### To be done
Pull every line holding the string "Port" from the records below.

** Begin Task input **

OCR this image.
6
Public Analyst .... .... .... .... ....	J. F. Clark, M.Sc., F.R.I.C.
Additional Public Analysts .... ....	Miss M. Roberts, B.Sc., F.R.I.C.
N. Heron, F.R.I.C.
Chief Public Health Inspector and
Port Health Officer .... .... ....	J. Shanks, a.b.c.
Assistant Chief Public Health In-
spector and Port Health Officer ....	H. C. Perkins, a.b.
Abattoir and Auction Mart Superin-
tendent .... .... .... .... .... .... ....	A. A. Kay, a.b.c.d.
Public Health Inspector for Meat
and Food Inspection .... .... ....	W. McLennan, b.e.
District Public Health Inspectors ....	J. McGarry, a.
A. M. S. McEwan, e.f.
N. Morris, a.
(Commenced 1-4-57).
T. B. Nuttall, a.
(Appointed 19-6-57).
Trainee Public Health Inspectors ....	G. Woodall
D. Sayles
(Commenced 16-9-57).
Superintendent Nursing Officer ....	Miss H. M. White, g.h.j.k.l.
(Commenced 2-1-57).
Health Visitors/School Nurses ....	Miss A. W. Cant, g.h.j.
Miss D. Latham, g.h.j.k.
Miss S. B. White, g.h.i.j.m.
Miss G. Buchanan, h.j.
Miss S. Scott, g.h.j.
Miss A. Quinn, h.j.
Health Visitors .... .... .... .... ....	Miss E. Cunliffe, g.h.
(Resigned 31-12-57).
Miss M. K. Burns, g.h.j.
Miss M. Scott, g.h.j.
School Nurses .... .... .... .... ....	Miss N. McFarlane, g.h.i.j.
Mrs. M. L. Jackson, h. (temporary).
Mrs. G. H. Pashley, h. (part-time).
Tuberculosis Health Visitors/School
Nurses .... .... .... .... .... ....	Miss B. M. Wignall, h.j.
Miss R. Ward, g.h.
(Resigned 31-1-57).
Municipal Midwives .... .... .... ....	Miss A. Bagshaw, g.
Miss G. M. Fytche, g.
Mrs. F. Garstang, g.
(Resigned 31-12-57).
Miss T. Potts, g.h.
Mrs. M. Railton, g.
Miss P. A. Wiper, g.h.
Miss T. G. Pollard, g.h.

** End Task input **

### Final answer
Port Health Officer .... .... ....	J. Shanks, a.b.c.
spector and Port Health Officer ....	H. C. Perkins, a.b.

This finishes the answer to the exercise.